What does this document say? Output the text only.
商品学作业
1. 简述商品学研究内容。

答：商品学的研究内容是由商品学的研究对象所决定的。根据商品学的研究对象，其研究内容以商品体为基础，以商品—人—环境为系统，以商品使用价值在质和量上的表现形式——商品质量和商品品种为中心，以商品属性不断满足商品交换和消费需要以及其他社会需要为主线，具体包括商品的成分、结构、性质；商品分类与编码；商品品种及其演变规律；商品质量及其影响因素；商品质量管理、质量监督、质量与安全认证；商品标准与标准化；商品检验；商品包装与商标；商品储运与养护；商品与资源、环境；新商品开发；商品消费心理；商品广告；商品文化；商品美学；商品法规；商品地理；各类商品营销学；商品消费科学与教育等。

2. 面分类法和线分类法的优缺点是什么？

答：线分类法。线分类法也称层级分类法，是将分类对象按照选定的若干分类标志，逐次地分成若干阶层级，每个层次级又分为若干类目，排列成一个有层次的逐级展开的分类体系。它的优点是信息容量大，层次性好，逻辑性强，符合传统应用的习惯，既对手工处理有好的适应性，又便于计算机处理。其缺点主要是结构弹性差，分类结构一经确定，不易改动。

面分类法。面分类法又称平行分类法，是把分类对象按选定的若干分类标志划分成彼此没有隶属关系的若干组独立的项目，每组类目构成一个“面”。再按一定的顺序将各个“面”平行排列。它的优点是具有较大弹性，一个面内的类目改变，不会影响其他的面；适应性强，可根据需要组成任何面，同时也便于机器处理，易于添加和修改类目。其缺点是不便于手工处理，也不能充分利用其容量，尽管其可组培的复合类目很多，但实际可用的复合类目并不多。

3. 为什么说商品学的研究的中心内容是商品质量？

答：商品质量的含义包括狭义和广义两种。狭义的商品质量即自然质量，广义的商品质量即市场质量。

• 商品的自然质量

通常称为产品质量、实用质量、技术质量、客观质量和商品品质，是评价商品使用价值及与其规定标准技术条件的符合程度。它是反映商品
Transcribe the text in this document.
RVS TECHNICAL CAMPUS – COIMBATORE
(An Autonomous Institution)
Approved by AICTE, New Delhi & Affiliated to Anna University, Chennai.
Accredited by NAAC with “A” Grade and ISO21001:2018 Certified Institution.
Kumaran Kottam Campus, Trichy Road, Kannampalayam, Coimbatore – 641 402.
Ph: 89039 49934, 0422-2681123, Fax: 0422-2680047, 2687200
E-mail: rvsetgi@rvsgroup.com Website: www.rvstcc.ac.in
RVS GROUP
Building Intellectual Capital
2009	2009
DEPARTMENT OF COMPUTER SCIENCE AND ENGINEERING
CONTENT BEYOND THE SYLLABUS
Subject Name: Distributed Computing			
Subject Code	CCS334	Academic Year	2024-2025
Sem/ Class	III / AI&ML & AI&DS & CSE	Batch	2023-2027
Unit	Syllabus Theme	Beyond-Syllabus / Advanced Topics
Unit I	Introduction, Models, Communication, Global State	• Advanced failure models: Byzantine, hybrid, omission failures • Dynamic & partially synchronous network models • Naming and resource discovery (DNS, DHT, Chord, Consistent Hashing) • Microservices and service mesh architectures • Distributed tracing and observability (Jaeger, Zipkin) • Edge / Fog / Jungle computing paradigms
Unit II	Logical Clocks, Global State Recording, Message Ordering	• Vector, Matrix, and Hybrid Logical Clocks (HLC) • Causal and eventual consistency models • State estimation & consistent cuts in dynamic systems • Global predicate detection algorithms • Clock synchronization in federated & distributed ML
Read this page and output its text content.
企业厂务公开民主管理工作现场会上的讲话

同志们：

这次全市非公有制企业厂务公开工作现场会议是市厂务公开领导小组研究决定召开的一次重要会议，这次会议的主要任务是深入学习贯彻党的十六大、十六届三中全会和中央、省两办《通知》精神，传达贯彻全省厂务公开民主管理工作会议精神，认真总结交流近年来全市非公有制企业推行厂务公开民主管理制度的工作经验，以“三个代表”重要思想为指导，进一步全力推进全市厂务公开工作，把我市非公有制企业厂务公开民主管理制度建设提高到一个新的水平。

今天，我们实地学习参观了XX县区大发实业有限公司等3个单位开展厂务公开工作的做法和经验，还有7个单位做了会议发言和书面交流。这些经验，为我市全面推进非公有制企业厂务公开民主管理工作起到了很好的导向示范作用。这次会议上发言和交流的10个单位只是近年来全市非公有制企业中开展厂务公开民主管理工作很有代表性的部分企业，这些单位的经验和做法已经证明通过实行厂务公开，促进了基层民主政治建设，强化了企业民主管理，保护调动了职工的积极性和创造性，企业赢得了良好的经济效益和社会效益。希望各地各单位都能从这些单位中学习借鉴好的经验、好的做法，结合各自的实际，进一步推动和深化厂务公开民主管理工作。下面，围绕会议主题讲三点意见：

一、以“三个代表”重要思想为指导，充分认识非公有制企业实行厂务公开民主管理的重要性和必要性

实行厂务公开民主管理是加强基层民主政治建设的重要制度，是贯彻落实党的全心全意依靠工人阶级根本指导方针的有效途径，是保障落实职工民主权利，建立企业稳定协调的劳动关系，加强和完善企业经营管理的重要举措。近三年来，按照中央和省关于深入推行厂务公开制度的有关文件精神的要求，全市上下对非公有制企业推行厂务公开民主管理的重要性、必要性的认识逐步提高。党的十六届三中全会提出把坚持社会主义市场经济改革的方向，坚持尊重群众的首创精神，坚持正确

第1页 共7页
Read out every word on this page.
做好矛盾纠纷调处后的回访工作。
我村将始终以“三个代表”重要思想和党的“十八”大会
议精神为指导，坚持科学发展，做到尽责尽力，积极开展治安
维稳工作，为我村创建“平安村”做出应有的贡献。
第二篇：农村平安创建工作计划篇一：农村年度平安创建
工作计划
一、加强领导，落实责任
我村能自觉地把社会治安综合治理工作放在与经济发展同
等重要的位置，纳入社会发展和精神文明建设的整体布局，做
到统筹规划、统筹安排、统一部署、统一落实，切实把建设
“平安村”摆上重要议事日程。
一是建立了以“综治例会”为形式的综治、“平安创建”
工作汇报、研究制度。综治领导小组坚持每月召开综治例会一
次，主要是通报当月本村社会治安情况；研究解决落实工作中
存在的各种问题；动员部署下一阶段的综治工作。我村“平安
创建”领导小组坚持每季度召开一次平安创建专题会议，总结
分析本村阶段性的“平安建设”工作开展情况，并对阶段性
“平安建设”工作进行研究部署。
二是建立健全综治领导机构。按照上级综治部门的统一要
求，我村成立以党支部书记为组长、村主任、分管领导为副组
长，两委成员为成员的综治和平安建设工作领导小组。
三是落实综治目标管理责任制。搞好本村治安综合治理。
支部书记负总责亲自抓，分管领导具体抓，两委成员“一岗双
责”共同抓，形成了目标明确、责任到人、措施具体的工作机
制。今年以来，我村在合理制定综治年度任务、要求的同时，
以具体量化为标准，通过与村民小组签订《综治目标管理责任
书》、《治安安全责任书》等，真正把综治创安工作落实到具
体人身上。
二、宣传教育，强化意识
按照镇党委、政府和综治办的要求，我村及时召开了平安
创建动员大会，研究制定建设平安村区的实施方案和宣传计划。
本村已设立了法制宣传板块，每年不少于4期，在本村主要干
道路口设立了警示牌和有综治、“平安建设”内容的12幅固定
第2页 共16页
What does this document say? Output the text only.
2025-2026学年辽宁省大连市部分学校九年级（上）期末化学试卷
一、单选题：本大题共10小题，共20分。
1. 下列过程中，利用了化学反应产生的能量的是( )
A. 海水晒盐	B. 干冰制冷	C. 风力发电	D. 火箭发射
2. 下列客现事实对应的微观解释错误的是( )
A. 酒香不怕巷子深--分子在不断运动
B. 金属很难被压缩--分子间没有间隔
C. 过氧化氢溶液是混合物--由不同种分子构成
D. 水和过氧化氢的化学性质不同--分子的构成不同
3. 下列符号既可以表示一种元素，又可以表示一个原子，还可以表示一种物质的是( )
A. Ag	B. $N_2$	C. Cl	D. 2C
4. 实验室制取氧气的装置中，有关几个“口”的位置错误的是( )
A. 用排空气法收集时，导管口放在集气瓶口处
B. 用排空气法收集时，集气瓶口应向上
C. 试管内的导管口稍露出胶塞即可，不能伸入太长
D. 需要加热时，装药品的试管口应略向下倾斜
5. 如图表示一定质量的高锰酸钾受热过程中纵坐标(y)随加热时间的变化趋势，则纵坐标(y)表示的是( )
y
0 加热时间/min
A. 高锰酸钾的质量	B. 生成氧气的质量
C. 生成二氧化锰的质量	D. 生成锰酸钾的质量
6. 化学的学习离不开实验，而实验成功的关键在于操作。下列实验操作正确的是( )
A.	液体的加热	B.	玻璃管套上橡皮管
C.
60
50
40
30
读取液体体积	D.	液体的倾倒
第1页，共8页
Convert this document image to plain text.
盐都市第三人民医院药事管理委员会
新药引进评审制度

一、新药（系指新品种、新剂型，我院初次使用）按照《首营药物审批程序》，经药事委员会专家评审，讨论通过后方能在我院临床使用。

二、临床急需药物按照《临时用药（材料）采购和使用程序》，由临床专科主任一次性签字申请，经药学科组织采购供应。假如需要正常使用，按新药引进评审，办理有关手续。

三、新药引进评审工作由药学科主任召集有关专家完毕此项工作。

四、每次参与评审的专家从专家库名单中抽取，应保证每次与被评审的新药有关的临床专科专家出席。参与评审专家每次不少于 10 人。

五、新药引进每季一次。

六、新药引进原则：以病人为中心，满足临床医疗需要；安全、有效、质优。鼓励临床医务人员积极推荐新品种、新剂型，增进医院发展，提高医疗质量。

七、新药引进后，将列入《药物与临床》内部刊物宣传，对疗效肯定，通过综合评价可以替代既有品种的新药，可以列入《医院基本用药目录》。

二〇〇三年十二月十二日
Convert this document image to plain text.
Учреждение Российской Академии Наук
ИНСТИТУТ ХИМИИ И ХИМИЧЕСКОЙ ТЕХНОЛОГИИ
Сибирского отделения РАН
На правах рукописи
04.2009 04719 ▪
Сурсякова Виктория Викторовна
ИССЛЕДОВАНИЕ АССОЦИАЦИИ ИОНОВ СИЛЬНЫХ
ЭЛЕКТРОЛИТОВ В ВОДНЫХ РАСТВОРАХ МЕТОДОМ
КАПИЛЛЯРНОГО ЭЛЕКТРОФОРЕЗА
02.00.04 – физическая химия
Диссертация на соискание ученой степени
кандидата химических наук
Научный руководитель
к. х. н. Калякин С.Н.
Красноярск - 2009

#####

# YOUR GOAL:
In the entries above, identify every line with the string "Subject".

# REPLY TO THE TASK:
Subject Name: Distributed Computing			
Subject Code	CCS334	Academic Year	2024-2025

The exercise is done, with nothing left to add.